▶ [Your task] Gather, from the listing beneath this task, every line holding the string "Default".

(Data records)
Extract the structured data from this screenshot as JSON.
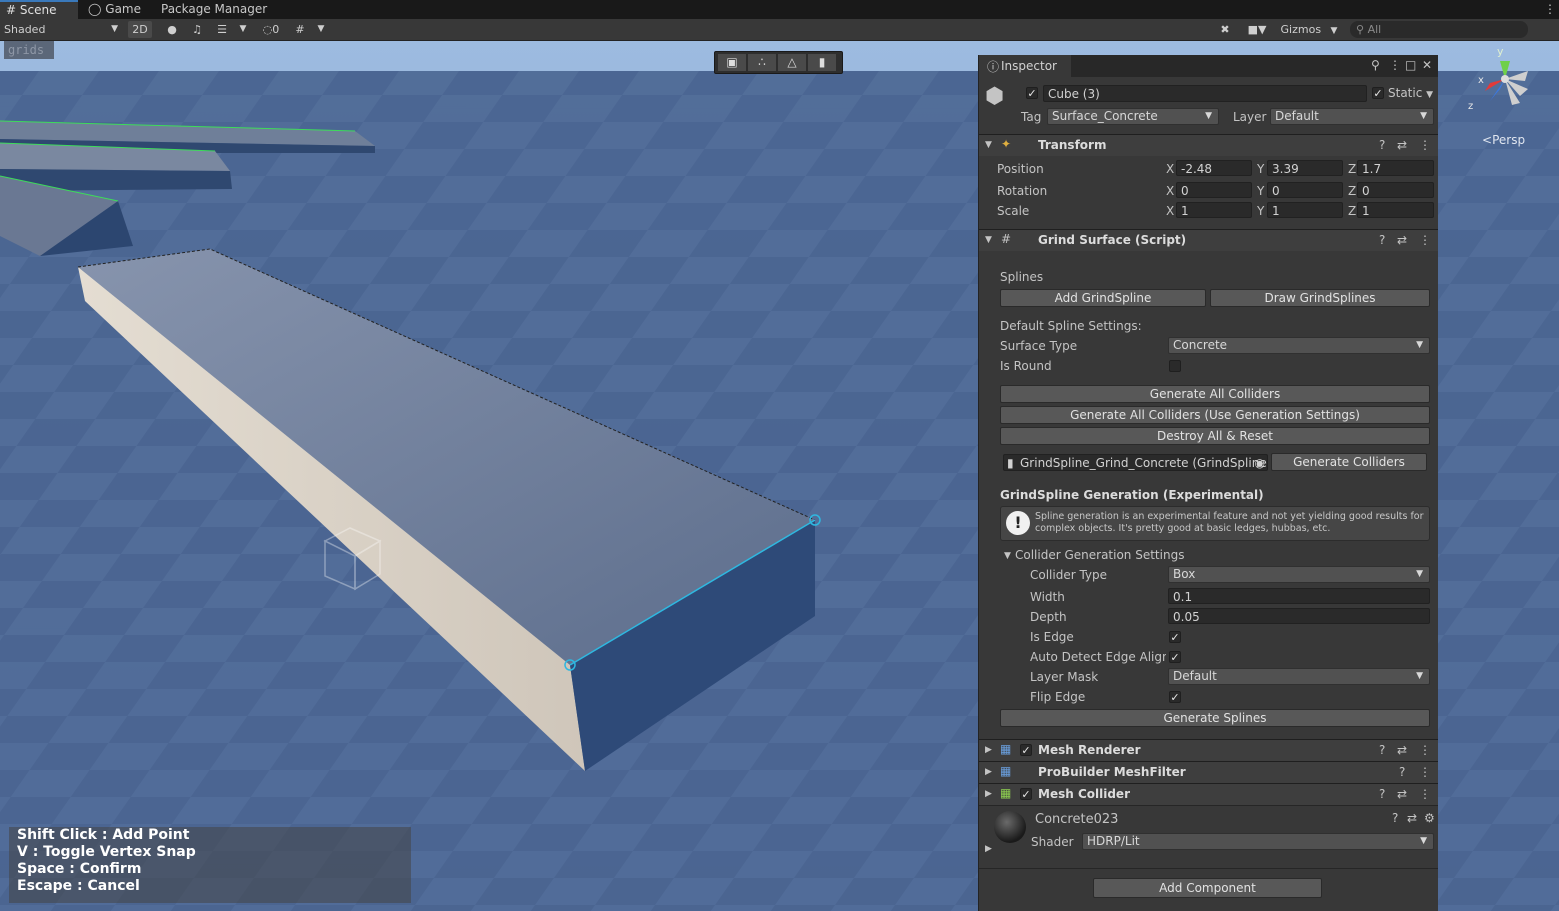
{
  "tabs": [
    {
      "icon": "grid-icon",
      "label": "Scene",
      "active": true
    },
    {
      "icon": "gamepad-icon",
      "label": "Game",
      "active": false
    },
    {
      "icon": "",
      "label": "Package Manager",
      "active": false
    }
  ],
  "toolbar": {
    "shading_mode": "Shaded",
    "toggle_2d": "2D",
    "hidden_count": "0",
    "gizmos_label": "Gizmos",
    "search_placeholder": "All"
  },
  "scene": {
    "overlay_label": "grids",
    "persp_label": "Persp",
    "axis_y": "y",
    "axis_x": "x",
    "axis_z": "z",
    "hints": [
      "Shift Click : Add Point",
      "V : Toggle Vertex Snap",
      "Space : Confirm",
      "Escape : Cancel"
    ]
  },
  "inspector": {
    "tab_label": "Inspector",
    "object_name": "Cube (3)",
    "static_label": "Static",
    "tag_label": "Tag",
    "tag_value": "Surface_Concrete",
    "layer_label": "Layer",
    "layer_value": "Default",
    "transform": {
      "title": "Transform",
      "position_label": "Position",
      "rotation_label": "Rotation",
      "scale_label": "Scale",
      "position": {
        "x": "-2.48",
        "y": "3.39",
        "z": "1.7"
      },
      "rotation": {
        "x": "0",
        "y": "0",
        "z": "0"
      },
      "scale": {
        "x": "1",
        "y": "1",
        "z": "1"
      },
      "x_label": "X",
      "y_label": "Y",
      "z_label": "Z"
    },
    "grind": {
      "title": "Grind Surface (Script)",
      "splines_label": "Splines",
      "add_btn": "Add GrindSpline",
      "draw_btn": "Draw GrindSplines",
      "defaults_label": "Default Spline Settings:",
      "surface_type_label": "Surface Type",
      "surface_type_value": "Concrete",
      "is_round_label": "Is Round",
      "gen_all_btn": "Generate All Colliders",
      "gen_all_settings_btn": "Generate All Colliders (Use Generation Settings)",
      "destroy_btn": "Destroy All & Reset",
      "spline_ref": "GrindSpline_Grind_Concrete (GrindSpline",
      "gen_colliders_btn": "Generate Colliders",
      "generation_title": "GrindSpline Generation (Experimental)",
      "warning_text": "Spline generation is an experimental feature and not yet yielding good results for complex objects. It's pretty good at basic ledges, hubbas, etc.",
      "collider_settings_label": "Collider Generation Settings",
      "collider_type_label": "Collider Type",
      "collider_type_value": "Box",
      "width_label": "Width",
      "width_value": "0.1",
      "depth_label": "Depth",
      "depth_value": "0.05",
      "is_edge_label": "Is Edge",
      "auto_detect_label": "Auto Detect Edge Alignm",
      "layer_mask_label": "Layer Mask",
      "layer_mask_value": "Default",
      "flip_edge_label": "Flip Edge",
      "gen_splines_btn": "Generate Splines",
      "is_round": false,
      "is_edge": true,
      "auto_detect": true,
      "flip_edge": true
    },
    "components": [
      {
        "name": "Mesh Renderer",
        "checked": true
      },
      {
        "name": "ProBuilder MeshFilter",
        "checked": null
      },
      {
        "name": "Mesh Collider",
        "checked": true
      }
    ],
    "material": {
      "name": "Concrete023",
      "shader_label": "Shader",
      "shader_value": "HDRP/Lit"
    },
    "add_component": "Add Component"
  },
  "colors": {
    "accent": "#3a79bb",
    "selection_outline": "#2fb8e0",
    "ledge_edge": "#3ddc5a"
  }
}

▶ [Full solution]
    "layer_value": "Default",
      "defaults_label": "Default Spline Settings:",
      "layer_mask_value": "Default",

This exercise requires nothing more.